#### TASK DESCRIPTION:
Count only the lines of the records that hold "Nama", then give the number without any other words.

#### DATA:
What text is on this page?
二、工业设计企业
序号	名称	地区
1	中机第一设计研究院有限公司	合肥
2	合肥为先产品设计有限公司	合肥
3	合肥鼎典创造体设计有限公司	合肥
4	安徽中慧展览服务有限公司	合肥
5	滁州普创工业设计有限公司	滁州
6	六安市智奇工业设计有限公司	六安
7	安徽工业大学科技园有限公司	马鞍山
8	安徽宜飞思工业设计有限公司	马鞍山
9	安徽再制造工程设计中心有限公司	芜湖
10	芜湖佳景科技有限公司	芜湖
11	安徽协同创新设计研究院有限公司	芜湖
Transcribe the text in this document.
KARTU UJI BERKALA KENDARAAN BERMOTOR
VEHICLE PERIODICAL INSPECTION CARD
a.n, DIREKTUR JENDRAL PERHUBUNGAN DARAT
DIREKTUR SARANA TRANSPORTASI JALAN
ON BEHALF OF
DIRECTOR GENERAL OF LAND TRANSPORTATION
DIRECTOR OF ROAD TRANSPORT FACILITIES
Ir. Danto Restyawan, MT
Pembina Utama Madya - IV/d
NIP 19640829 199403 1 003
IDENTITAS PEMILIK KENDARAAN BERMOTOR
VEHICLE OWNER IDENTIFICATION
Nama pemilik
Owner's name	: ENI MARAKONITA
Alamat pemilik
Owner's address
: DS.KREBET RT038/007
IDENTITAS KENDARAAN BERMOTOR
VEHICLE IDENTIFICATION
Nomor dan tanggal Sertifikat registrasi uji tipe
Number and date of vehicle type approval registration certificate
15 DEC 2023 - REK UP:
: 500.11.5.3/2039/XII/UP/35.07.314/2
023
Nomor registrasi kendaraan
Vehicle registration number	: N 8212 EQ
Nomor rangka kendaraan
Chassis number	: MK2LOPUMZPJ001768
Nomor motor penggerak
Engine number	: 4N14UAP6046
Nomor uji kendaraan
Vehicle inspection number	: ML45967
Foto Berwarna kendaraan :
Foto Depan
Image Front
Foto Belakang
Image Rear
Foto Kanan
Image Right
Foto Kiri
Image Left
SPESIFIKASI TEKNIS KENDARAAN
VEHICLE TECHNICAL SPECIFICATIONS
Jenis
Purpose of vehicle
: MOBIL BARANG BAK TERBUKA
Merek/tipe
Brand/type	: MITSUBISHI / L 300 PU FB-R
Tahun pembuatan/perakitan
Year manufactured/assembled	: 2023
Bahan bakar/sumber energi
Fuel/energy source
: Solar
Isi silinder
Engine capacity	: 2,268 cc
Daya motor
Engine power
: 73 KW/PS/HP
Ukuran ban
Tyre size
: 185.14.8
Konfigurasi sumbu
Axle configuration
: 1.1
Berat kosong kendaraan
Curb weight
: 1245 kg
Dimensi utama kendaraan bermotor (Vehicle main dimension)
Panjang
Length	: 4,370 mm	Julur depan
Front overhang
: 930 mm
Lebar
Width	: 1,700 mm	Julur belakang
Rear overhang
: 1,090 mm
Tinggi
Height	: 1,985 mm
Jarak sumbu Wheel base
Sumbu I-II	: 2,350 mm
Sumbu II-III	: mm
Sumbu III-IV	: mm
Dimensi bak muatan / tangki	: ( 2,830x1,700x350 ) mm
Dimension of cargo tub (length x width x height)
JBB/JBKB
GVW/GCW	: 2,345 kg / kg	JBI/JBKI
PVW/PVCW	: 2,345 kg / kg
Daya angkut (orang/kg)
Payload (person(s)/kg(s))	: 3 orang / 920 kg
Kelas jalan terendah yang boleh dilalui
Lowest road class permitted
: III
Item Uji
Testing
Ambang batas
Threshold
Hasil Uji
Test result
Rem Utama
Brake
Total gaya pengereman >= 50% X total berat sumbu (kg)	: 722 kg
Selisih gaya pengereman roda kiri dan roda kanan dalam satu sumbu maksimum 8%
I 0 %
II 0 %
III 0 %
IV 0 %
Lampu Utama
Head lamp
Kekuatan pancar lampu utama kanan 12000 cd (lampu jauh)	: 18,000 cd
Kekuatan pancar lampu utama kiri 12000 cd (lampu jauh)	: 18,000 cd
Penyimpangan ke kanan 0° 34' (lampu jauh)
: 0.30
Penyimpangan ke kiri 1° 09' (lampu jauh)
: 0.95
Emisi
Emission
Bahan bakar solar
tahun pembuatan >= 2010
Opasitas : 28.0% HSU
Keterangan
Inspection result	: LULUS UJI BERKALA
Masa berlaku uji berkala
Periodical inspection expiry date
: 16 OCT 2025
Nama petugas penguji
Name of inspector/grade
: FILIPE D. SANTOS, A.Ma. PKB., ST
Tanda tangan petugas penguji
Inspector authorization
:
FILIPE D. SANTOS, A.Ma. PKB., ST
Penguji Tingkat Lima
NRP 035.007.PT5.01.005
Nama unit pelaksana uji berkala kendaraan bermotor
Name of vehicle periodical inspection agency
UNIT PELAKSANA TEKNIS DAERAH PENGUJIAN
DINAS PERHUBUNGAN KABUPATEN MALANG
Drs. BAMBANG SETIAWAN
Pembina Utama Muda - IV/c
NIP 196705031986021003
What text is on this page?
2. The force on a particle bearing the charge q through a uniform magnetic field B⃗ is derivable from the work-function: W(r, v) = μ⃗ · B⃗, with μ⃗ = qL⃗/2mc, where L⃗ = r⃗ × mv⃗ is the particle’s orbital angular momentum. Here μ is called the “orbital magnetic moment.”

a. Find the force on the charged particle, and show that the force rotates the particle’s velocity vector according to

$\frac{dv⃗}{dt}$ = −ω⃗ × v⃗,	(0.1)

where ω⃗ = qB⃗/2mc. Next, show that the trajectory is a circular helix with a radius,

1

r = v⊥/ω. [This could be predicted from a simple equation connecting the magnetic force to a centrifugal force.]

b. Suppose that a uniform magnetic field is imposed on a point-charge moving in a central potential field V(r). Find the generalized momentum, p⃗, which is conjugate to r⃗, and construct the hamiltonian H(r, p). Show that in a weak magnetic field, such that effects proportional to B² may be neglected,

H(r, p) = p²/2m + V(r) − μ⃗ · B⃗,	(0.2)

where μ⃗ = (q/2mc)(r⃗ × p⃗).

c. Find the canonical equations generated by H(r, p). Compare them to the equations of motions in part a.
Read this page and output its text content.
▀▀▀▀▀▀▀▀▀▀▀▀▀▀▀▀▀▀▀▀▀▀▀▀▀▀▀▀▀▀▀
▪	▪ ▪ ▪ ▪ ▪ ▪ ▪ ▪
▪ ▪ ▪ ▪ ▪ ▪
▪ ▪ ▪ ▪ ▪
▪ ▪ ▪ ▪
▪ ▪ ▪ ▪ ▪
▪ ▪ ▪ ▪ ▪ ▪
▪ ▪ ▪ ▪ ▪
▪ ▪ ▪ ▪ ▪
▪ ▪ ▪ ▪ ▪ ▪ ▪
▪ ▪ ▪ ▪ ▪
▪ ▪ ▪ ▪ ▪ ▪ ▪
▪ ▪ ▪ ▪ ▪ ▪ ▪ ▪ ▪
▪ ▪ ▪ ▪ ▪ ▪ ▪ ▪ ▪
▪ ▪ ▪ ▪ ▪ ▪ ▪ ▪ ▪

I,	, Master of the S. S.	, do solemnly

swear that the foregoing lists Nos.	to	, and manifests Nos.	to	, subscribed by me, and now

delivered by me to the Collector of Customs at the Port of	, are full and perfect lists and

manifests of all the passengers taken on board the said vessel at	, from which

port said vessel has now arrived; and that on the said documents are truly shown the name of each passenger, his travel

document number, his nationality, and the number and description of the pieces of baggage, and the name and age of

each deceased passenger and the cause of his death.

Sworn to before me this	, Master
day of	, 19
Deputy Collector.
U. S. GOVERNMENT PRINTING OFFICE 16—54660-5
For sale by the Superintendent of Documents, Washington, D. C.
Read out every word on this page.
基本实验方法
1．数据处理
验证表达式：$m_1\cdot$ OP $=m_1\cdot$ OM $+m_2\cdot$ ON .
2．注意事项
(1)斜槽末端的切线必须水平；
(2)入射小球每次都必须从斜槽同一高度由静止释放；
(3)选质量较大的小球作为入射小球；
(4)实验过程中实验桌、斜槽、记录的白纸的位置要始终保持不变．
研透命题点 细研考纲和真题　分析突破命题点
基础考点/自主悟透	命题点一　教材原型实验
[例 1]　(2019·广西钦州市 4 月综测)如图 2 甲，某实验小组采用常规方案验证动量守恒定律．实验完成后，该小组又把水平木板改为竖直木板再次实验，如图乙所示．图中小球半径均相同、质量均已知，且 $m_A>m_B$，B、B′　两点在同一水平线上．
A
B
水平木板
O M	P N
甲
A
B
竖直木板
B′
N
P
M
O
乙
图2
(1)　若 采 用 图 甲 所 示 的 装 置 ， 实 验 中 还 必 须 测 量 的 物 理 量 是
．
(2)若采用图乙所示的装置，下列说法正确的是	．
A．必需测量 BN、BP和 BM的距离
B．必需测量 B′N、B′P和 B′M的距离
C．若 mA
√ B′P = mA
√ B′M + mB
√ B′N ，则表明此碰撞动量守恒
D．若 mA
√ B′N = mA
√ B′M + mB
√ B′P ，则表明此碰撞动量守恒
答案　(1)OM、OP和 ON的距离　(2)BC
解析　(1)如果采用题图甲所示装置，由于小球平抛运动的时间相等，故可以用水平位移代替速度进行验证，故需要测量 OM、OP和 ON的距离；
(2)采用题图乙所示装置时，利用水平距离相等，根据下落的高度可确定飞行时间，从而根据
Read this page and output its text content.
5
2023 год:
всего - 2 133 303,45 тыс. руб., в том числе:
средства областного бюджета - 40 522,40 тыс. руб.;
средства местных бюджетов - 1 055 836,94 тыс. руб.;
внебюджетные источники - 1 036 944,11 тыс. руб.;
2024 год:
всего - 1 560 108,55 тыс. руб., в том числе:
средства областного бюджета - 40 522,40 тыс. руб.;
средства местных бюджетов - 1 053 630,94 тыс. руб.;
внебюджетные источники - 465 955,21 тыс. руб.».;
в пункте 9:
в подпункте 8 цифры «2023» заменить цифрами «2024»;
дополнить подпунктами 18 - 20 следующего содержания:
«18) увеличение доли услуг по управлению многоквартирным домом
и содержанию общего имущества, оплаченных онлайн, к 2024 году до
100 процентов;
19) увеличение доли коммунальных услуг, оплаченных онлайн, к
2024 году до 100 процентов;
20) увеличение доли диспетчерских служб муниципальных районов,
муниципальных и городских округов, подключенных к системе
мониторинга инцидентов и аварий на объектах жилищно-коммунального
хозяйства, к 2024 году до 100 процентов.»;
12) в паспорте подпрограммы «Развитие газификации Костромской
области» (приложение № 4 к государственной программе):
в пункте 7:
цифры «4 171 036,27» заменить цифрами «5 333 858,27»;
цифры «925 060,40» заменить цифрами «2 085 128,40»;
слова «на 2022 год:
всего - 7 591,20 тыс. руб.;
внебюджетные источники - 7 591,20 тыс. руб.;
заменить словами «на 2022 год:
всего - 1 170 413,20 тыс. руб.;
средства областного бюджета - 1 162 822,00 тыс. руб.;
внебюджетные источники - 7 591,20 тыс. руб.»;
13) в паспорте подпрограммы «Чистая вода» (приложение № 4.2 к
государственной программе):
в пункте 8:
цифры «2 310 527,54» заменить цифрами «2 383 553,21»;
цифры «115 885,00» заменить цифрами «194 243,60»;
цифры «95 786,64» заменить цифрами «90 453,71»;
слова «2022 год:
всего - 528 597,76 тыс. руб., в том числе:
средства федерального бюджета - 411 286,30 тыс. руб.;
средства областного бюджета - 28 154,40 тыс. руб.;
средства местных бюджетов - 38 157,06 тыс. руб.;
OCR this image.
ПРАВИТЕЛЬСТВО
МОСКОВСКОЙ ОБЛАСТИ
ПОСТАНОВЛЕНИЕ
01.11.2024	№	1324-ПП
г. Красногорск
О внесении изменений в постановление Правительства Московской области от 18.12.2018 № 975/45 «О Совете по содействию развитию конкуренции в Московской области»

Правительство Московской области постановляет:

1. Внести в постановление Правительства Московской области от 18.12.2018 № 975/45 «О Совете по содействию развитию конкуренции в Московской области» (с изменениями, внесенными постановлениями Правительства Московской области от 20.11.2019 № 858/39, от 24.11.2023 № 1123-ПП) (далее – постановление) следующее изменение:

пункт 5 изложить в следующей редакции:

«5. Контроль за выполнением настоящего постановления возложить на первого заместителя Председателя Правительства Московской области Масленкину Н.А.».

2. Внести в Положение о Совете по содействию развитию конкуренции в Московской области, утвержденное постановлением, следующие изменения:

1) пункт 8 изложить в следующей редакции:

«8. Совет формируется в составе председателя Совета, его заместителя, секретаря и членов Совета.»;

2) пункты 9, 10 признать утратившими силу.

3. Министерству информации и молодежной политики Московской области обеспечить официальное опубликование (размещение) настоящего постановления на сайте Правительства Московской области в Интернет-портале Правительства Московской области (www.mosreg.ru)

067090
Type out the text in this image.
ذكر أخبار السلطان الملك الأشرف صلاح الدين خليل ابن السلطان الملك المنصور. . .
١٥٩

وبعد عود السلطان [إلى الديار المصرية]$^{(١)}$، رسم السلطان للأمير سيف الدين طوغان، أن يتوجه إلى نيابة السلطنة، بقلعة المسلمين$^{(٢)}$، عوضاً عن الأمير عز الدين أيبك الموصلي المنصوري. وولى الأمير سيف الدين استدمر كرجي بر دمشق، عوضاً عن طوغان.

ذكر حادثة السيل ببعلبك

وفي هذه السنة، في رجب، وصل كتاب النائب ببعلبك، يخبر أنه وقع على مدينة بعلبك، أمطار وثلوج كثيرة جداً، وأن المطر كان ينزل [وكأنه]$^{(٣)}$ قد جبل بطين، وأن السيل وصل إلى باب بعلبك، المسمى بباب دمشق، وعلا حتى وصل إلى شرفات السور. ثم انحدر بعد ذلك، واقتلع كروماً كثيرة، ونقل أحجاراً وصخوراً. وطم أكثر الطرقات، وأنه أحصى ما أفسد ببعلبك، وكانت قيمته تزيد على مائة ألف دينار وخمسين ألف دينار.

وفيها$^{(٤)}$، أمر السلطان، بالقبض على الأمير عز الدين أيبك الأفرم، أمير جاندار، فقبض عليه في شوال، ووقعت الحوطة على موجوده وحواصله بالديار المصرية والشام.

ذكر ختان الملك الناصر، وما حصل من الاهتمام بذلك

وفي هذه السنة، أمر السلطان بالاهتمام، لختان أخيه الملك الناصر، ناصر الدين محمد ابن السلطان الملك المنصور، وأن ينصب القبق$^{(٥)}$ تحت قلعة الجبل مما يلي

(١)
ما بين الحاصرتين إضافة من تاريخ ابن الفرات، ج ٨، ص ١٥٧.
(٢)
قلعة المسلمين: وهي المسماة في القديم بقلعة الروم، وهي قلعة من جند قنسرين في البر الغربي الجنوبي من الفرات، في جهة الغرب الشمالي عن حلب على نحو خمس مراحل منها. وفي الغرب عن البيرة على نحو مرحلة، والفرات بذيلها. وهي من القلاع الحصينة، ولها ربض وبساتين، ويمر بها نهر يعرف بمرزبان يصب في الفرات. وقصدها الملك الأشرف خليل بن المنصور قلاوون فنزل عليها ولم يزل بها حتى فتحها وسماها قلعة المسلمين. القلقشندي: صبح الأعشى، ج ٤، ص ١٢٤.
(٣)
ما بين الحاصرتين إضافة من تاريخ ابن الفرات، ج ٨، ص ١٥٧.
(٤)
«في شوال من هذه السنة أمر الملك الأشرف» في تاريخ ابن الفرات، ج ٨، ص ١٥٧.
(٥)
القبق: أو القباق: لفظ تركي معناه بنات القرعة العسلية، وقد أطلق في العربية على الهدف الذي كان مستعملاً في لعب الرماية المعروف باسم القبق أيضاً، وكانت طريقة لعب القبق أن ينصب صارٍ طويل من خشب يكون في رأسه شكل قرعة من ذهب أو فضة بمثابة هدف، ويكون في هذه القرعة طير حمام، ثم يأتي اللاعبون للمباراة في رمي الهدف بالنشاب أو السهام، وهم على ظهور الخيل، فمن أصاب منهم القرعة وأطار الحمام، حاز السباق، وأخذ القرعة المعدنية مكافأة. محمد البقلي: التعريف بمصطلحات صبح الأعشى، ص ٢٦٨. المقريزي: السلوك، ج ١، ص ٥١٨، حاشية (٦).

#### SOLUTION BELOW:
3